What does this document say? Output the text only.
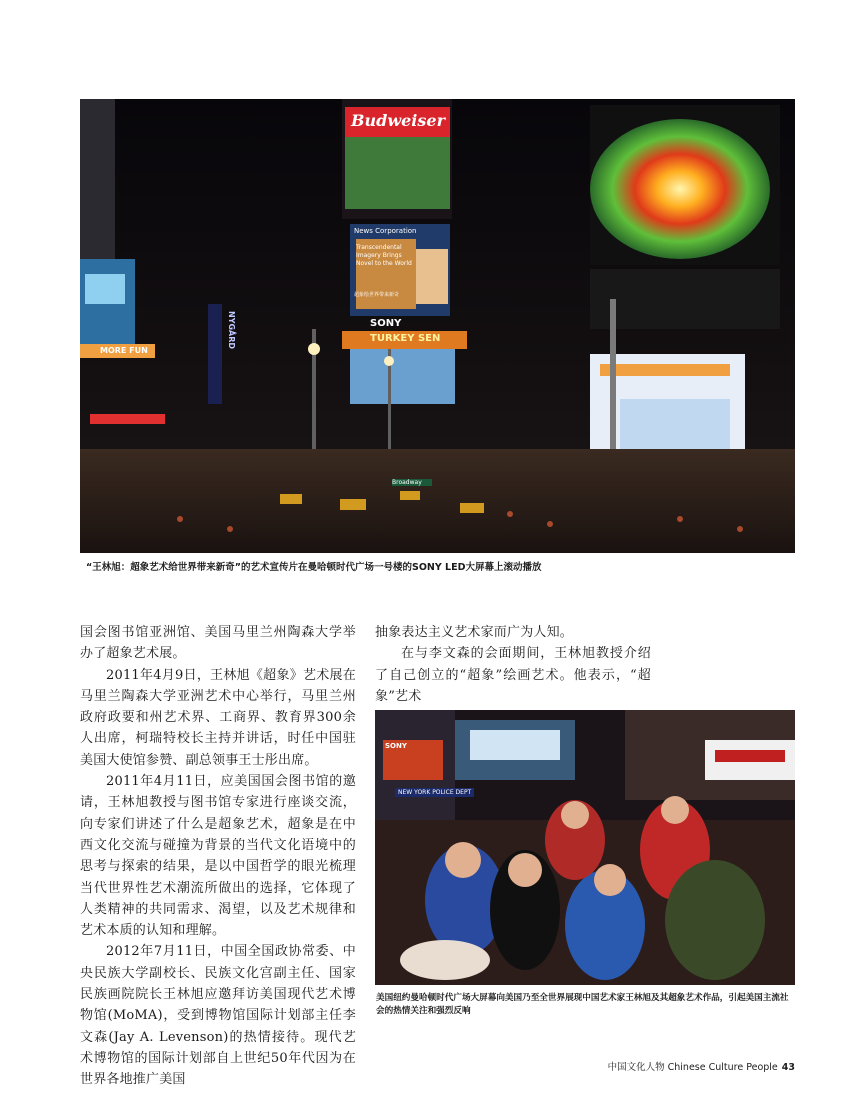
Budweiser
News Corporation
Transcendental Imagery Brings Novel to the World
超象绘世界带来新奇
SONY
TURKEY SEN
NYGÅRD
MORE FUN
Broadway
“王林旭：超象艺术给世界带来新奇”的艺术宣传片在曼哈顿时代广场一号楼的SONY LED大屏幕上滚动播放

国会图书馆亚洲馆、美国马里兰州陶森大学举办了超象艺术展。

2011年4月9日，王林旭《超象》艺术展在马里兰陶森大学亚洲艺术中心举行，马里兰州政府政要和州艺术界、工商界、教育界300余人出席，柯瑞特校长主持并讲话，时任中国驻美国大使馆参赞、副总领事王士彤出席。

2011年4月11日，应美国国会图书馆的邀请，王林旭教授与图书馆专家进行座谈交流，向专家们讲述了什么是超象艺术，超象是在中西文化交流与碰撞为背景的当代文化语境中的思考与探索的结果，是以中国哲学的眼光梳理当代世界性艺术潮流所做出的选择，它体现了人类精神的共同需求、渴望，以及艺术规律和艺术本质的认知和理解。

2012年7月11日，中国全国政协常委、中央民族大学副校长、民族文化宫副主任、国家民族画院院长王林旭应邀拜访美国现代艺术博物馆(MoMA)，受到博物馆国际计划部主任李文森(Jay A. Levenson)的热情接待。现代艺术博物馆的国际计划部自上世纪50年代因为在世界各地推广美国

抽象表达主义艺术家而广为人知。

在与李文森的会面期间，王林旭教授介绍了自己创立的“超象”绘画艺术。他表示，“超象”艺术

SONY
NEW YORK POLICE DEPT
美国纽约曼哈顿时代广场大屏幕向美国乃至全世界展现中国艺术家王林旭及其超象艺术作品，引起美国主流社会的热情关注和强烈反响
中国文化人物 Chinese Culture People 43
-----
With the pictures left out, transcribe the material exactly.

## Full solution
What does this document say? Output the text only.
Budweiser
News Corporation
Transcendental Imagery Brings Novel to the World
超象绘世界带来新奇
SONY
TURKEY SEN
NYGÅRD
MORE FUN
Broadway
“王林旭：超象艺术给世界带来新奇”的艺术宣传片在曼哈顿时代广场一号楼的SONY LED大屏幕上滚动播放

国会图书馆亚洲馆、美国马里兰州陶森大学举办了超象艺术展。

2011年4月9日，王林旭《超象》艺术展在马里兰陶森大学亚洲艺术中心举行，马里兰州政府政要和州艺术界、工商界、教育界300余人出席，柯瑞特校长主持并讲话，时任中国驻美国大使馆参赞、副总领事王士彤出席。

2011年4月11日，应美国国会图书馆的邀请，王林旭教授与图书馆专家进行座谈交流，向专家们讲述了什么是超象艺术，超象是在中西文化交流与碰撞为背景的当代文化语境中的思考与探索的结果，是以中国哲学的眼光梳理当代世界性艺术潮流所做出的选择，它体现了人类精神的共同需求、渴望，以及艺术规律和艺术本质的认知和理解。

2012年7月11日，中国全国政协常委、中央民族大学副校长、民族文化宫副主任、国家民族画院院长王林旭应邀拜访美国现代艺术博物馆(MoMA)，受到博物馆国际计划部主任李文森(Jay A. Levenson)的热情接待。现代艺术博物馆的国际计划部自上世纪50年代因为在世界各地推广美国

抽象表达主义艺术家而广为人知。

在与李文森的会面期间，王林旭教授介绍了自己创立的“超象”绘画艺术。他表示，“超象”艺术

SONY
NEW YORK POLICE DEPT
美国纽约曼哈顿时代广场大屏幕向美国乃至全世界展现中国艺术家王林旭及其超象艺术作品，引起美国主流社会的热情关注和强烈反响
中国文化人物 Chinese Culture People 43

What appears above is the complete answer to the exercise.